STATED TASK: Copy out every row below character for character, keeping the same order and line breaks.

GIVEN ENTRIES:
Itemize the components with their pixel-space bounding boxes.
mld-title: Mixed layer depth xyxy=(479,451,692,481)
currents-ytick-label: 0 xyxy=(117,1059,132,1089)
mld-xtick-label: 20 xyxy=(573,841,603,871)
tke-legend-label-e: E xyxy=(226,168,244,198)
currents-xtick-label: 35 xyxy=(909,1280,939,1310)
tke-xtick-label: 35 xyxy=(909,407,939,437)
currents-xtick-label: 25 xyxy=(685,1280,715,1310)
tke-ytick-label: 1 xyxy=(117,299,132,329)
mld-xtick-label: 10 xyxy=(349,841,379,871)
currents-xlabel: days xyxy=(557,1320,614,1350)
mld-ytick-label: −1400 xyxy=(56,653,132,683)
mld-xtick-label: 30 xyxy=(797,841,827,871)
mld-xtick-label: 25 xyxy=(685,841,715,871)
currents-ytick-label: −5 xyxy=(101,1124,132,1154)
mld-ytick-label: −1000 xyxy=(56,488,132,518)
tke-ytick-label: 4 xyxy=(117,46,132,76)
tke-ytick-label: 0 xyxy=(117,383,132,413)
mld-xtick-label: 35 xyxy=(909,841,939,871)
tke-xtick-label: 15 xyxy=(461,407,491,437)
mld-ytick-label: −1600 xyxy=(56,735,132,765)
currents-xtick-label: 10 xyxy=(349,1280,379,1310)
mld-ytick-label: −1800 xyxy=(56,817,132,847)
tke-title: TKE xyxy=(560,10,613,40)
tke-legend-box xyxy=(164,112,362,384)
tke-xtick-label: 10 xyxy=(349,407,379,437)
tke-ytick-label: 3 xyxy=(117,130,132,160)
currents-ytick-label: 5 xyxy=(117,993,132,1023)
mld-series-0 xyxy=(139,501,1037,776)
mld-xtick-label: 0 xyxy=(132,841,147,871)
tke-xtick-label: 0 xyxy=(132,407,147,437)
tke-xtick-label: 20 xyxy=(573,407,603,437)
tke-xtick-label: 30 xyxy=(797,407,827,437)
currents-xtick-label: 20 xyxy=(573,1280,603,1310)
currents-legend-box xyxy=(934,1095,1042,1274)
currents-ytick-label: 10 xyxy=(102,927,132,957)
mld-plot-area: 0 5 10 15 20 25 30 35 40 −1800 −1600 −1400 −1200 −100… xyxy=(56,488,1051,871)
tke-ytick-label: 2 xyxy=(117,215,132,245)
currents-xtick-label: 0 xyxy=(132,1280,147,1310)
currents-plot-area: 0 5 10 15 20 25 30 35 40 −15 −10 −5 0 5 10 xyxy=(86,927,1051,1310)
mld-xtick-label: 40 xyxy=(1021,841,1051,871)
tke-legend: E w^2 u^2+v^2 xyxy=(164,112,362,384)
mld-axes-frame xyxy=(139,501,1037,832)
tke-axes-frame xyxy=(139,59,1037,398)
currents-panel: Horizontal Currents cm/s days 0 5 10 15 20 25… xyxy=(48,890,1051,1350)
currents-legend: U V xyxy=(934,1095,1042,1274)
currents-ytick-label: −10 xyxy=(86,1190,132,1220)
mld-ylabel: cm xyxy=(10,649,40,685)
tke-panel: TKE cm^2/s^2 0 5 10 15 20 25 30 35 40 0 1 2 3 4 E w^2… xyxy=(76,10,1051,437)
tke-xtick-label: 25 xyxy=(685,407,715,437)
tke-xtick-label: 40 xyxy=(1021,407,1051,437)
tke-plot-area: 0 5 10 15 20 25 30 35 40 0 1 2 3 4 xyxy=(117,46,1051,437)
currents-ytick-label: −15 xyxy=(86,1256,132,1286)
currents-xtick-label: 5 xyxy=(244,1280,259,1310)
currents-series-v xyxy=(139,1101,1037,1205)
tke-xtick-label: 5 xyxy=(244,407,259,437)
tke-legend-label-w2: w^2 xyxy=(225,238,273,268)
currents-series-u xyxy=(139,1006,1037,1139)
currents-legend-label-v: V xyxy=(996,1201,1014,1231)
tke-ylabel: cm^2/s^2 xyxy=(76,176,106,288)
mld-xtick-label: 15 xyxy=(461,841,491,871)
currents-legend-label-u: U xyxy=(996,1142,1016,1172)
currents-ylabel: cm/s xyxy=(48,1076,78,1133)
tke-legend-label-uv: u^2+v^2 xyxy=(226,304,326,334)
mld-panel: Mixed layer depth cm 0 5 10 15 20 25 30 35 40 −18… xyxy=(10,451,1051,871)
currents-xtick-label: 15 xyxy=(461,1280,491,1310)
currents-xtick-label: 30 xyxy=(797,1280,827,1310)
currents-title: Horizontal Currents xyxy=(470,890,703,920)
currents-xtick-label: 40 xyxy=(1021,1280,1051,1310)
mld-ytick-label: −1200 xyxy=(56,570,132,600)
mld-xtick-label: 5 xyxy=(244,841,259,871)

EXPECTED OUTPUT:
Itemize the components with their pixel-space bounding boxes.
mld-title: Mixed layer depth xyxy=(479,451,692,481)
currents-ytick-label: 0 xyxy=(117,1059,132,1089)
mld-xtick-label: 20 xyxy=(573,841,603,871)
tke-legend-label-e: E xyxy=(226,168,244,198)
currents-xtick-label: 35 xyxy=(909,1280,939,1310)
tke-xtick-label: 35 xyxy=(909,407,939,437)
currents-xtick-label: 25 xyxy=(685,1280,715,1310)
tke-ytick-label: 1 xyxy=(117,299,132,329)
mld-xtick-label: 10 xyxy=(349,841,379,871)
currents-xlabel: days xyxy=(557,1320,614,1350)
mld-ytick-label: −1400 xyxy=(56,653,132,683)
mld-xtick-label: 30 xyxy=(797,841,827,871)
mld-xtick-label: 25 xyxy=(685,841,715,871)
currents-ytick-label: −5 xyxy=(101,1124,132,1154)
mld-ytick-label: −1000 xyxy=(56,488,132,518)
tke-ytick-label: 4 xyxy=(117,46,132,76)
tke-ytick-label: 0 xyxy=(117,383,132,413)
mld-xtick-label: 35 xyxy=(909,841,939,871)
tke-xtick-label: 15 xyxy=(461,407,491,437)
mld-ytick-label: −1600 xyxy=(56,735,132,765)
currents-xtick-label: 10 xyxy=(349,1280,379,1310)
mld-ytick-label: −1800 xyxy=(56,817,132,847)
tke-title: TKE xyxy=(560,10,613,40)
tke-legend-box xyxy=(164,112,362,384)
tke-xtick-label: 10 xyxy=(349,407,379,437)
tke-ytick-label: 3 xyxy=(117,130,132,160)
currents-ytick-label: 5 xyxy=(117,993,132,1023)
mld-series-0 xyxy=(139,501,1037,776)
mld-xtick-label: 0 xyxy=(132,841,147,871)
tke-xtick-label: 0 xyxy=(132,407,147,437)
tke-xtick-label: 20 xyxy=(573,407,603,437)
tke-xtick-label: 30 xyxy=(797,407,827,437)
currents-xtick-label: 20 xyxy=(573,1280,603,1310)
currents-legend-box xyxy=(934,1095,1042,1274)
currents-ytick-label: 10 xyxy=(102,927,132,957)
mld-plot-area: 0 5 10 15 20 25 30 35 40 −1800 −1600 −1400 −1200 −100… xyxy=(56,488,1051,871)
tke-ytick-label: 2 xyxy=(117,215,132,245)
currents-xtick-label: 0 xyxy=(132,1280,147,1310)
currents-plot-area: 0 5 10 15 20 25 30 35 40 −15 −10 −5 0 5 10 xyxy=(86,927,1051,1310)
mld-xtick-label: 40 xyxy=(1021,841,1051,871)
tke-legend: E w^2 u^2+v^2 xyxy=(164,112,362,384)
mld-axes-frame xyxy=(139,501,1037,832)
tke-axes-frame xyxy=(139,59,1037,398)
currents-panel: Horizontal Currents cm/s days 0 5 10 15 20 25… xyxy=(48,890,1051,1350)
currents-legend: U V xyxy=(934,1095,1042,1274)
currents-ytick-label: −10 xyxy=(86,1190,132,1220)
mld-ylabel: cm xyxy=(10,649,40,685)
tke-panel: TKE cm^2/s^2 0 5 10 15 20 25 30 35 40 0 1 2 3 4 E w^2… xyxy=(76,10,1051,437)
tke-xtick-label: 25 xyxy=(685,407,715,437)
tke-xtick-label: 40 xyxy=(1021,407,1051,437)
tke-plot-area: 0 5 10 15 20 25 30 35 40 0 1 2 3 4 xyxy=(117,46,1051,437)
currents-ytick-label: −15 xyxy=(86,1256,132,1286)
currents-xtick-label: 5 xyxy=(244,1280,259,1310)
currents-series-v xyxy=(139,1101,1037,1205)
tke-xtick-label: 5 xyxy=(244,407,259,437)
tke-legend-label-w2: w^2 xyxy=(225,238,273,268)
currents-series-u xyxy=(139,1006,1037,1139)
currents-legend-label-v: V xyxy=(996,1201,1014,1231)
tke-ylabel: cm^2/s^2 xyxy=(76,176,106,288)
mld-xtick-label: 15 xyxy=(461,841,491,871)
currents-legend-label-u: U xyxy=(996,1142,1016,1172)
currents-ylabel: cm/s xyxy=(48,1076,78,1133)
tke-legend-label-uv: u^2+v^2 xyxy=(226,304,326,334)
mld-panel: Mixed layer depth cm 0 5 10 15 20 25 30 35 40 −18… xyxy=(10,451,1051,871)
currents-xtick-label: 15 xyxy=(461,1280,491,1310)
currents-xtick-label: 30 xyxy=(797,1280,827,1310)
currents-title: Horizontal Currents xyxy=(470,890,703,920)
currents-xtick-label: 40 xyxy=(1021,1280,1051,1310)
mld-ytick-label: −1200 xyxy=(56,570,132,600)
mld-xtick-label: 5 xyxy=(244,841,259,871)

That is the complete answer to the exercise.